▼

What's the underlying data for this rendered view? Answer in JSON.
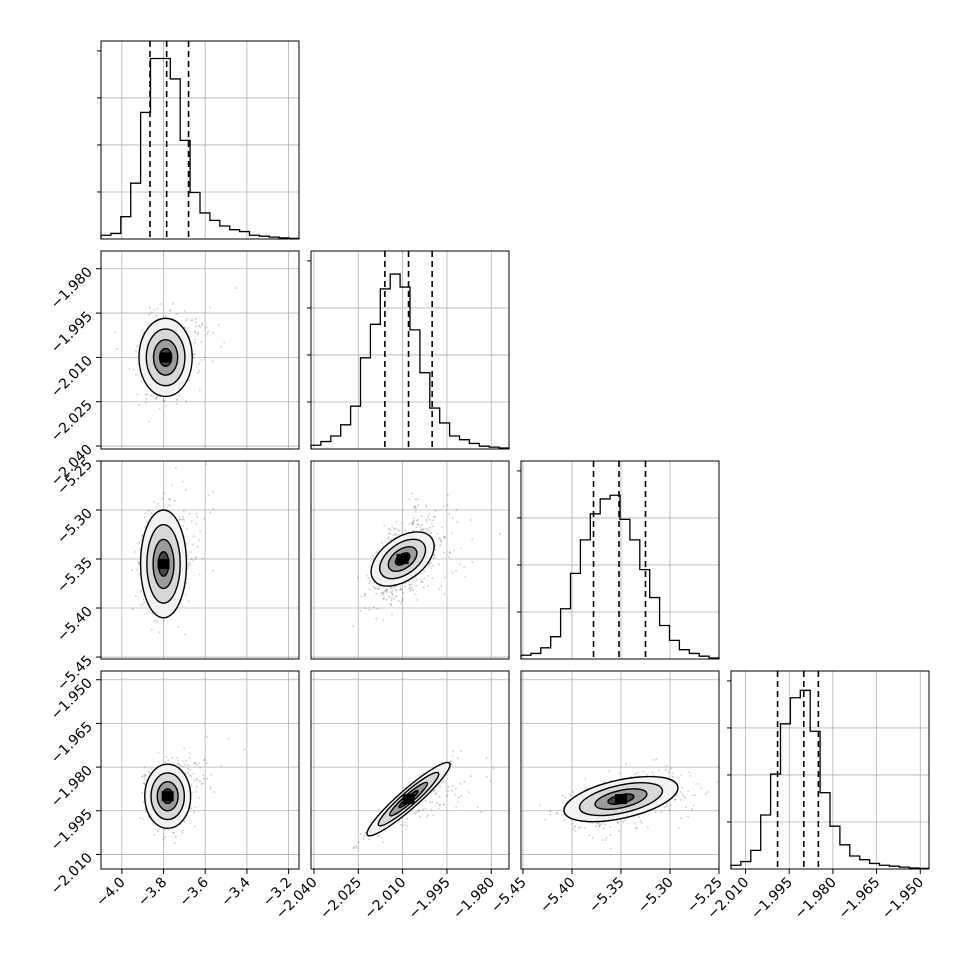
{
  "chart_data": {
    "type": "corner",
    "params": 4,
    "axes": [
      {
        "range": [
          -4.1,
          -3.15
        ],
        "ticks": [
          -4.0,
          -3.8,
          -3.6,
          -3.4,
          -3.2
        ],
        "tick_labels": [
          "−4.0",
          "−3.8",
          "−3.6",
          "−3.4",
          "−3.2"
        ]
      },
      {
        "range": [
          -2.041,
          -1.974
        ],
        "ticks": [
          -2.04,
          -2.025,
          -2.01,
          -1.995,
          -1.98
        ],
        "tick_labels": [
          "−2.040",
          "−2.025",
          "−2.010",
          "−1.995",
          "−1.980"
        ]
      },
      {
        "range": [
          -5.452,
          -5.25
        ],
        "ticks": [
          -5.45,
          -5.4,
          -5.35,
          -5.3,
          -5.25
        ],
        "tick_labels": [
          "−5.45",
          "−5.40",
          "−5.35",
          "−5.30",
          "−5.25"
        ]
      },
      {
        "range": [
          -2.015,
          -1.947
        ],
        "ticks": [
          -2.01,
          -1.995,
          -1.98,
          -1.965,
          -1.95
        ],
        "tick_labels": [
          "−2.010",
          "−1.995",
          "−1.980",
          "−1.965",
          "−1.950"
        ]
      }
    ],
    "histograms": [
      {
        "edges_count": 20,
        "counts": [
          2,
          3,
          12,
          30,
          68,
          97,
          97,
          86,
          53,
          25,
          14,
          10,
          7,
          5,
          4,
          2,
          1.5,
          1,
          0.6,
          0.3
        ],
        "ymax": 100,
        "quantiles": [
          -3.865,
          -3.785,
          -3.68
        ]
      },
      {
        "edges_count": 20,
        "counts": [
          2,
          4,
          7,
          13,
          23,
          49,
          67,
          86,
          94,
          87,
          64,
          41,
          22,
          14,
          7,
          5,
          3,
          1.5,
          1,
          0.5
        ],
        "ymax": 100,
        "quantiles": [
          -2.016,
          -2.008,
          -2.0
        ]
      },
      {
        "edges_count": 20,
        "counts": [
          2,
          3,
          6,
          12,
          27,
          46,
          64,
          78,
          86,
          88,
          75,
          64,
          48,
          33,
          18,
          10,
          5,
          3,
          1.5,
          0.5
        ],
        "ymax": 100,
        "quantiles": [
          -5.378,
          -5.352,
          -5.325
        ]
      },
      {
        "edges_count": 20,
        "counts": [
          2,
          4,
          10,
          29,
          51,
          78,
          92,
          96,
          74,
          41,
          23,
          13,
          7,
          5,
          3,
          2,
          1.5,
          1,
          0.5,
          0.3
        ],
        "ymax": 100,
        "quantiles": [
          -1.999,
          -1.99,
          -1.985
        ]
      }
    ],
    "pairs": [
      {
        "row": 1,
        "col": 0,
        "center": [
          -3.79,
          -2.01
        ],
        "sigma": [
          0.058,
          0.006
        ],
        "rho": 0.0,
        "label": "x1-vs-x0"
      },
      {
        "row": 2,
        "col": 0,
        "center": [
          -3.8,
          -5.355
        ],
        "sigma": [
          0.05,
          0.025
        ],
        "rho": 0.0,
        "label": "x2-vs-x0"
      },
      {
        "row": 2,
        "col": 1,
        "center": [
          -2.01,
          -5.35
        ],
        "sigma": [
          0.0055,
          0.022
        ],
        "rho": 0.55,
        "label": "x2-vs-x1"
      },
      {
        "row": 3,
        "col": 0,
        "center": [
          -3.78,
          -1.99
        ],
        "sigma": [
          0.05,
          0.005
        ],
        "rho": 0.0,
        "label": "x3-vs-x0"
      },
      {
        "row": 3,
        "col": 1,
        "center": [
          -2.008,
          -1.991
        ],
        "sigma": [
          0.006,
          0.0055
        ],
        "rho": 0.97,
        "label": "x3-vs-x1"
      },
      {
        "row": 3,
        "col": 2,
        "center": [
          -5.35,
          -1.991
        ],
        "sigma": [
          0.027,
          0.0045
        ],
        "rho": 0.45,
        "label": "x3-vs-x2"
      }
    ],
    "grid": true
  }
}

▲

• **WRITTEN INSTRUCTION**:
Write the entries above out in full, exactly, with no images.

• **ANSWER TO THIS PROBLEM**:
What's the underlying data for this rendered view? Answer in JSON.
{
  "chart_data": {
    "type": "corner",
    "params": 4,
    "axes": [
      {
        "range": [
          -4.1,
          -3.15
        ],
        "ticks": [
          -4.0,
          -3.8,
          -3.6,
          -3.4,
          -3.2
        ],
        "tick_labels": [
          "−4.0",
          "−3.8",
          "−3.6",
          "−3.4",
          "−3.2"
        ]
      },
      {
        "range": [
          -2.041,
          -1.974
        ],
        "ticks": [
          -2.04,
          -2.025,
          -2.01,
          -1.995,
          -1.98
        ],
        "tick_labels": [
          "−2.040",
          "−2.025",
          "−2.010",
          "−1.995",
          "−1.980"
        ]
      },
      {
        "range": [
          -5.452,
          -5.25
        ],
        "ticks": [
          -5.45,
          -5.4,
          -5.35,
          -5.3,
          -5.25
        ],
        "tick_labels": [
          "−5.45",
          "−5.40",
          "−5.35",
          "−5.30",
          "−5.25"
        ]
      },
      {
        "range": [
          -2.015,
          -1.947
        ],
        "ticks": [
          -2.01,
          -1.995,
          -1.98,
          -1.965,
          -1.95
        ],
        "tick_labels": [
          "−2.010",
          "−1.995",
          "−1.980",
          "−1.965",
          "−1.950"
        ]
      }
    ],
    "histograms": [
      {
        "edges_count": 20,
        "counts": [
          2,
          3,
          12,
          30,
          68,
          97,
          97,
          86,
          53,
          25,
          14,
          10,
          7,
          5,
          4,
          2,
          1.5,
          1,
          0.6,
          0.3
        ],
        "ymax": 100,
        "quantiles": [
          -3.865,
          -3.785,
          -3.68
        ]
      },
      {
        "edges_count": 20,
        "counts": [
          2,
          4,
          7,
          13,
          23,
          49,
          67,
          86,
          94,
          87,
          64,
          41,
          22,
          14,
          7,
          5,
          3,
          1.5,
          1,
          0.5
        ],
        "ymax": 100,
        "quantiles": [
          -2.016,
          -2.008,
          -2.0
        ]
      },
      {
        "edges_count": 20,
        "counts": [
          2,
          3,
          6,
          12,
          27,
          46,
          64,
          78,
          86,
          88,
          75,
          64,
          48,
          33,
          18,
          10,
          5,
          3,
          1.5,
          0.5
        ],
        "ymax": 100,
        "quantiles": [
          -5.378,
          -5.352,
          -5.325
        ]
      },
      {
        "edges_count": 20,
        "counts": [
          2,
          4,
          10,
          29,
          51,
          78,
          92,
          96,
          74,
          41,
          23,
          13,
          7,
          5,
          3,
          2,
          1.5,
          1,
          0.5,
          0.3
        ],
        "ymax": 100,
        "quantiles": [
          -1.999,
          -1.99,
          -1.985
        ]
      }
    ],
    "pairs": [
      {
        "row": 1,
        "col": 0,
        "center": [
          -3.79,
          -2.01
        ],
        "sigma": [
          0.058,
          0.006
        ],
        "rho": 0.0,
        "label": "x1-vs-x0"
      },
      {
        "row": 2,
        "col": 0,
        "center": [
          -3.8,
          -5.355
        ],
        "sigma": [
          0.05,
          0.025
        ],
        "rho": 0.0,
        "label": "x2-vs-x0"
      },
      {
        "row": 2,
        "col": 1,
        "center": [
          -2.01,
          -5.35
        ],
        "sigma": [
          0.0055,
          0.022
        ],
        "rho": 0.55,
        "label": "x2-vs-x1"
      },
      {
        "row": 3,
        "col": 0,
        "center": [
          -3.78,
          -1.99
        ],
        "sigma": [
          0.05,
          0.005
        ],
        "rho": 0.0,
        "label": "x3-vs-x0"
      },
      {
        "row": 3,
        "col": 1,
        "center": [
          -2.008,
          -1.991
        ],
        "sigma": [
          0.006,
          0.0055
        ],
        "rho": 0.97,
        "label": "x3-vs-x1"
      },
      {
        "row": 3,
        "col": 2,
        "center": [
          -5.35,
          -1.991
        ],
        "sigma": [
          0.027,
          0.0045
        ],
        "rho": 0.45,
        "label": "x3-vs-x2"
      }
    ],
    "grid": true
  }
}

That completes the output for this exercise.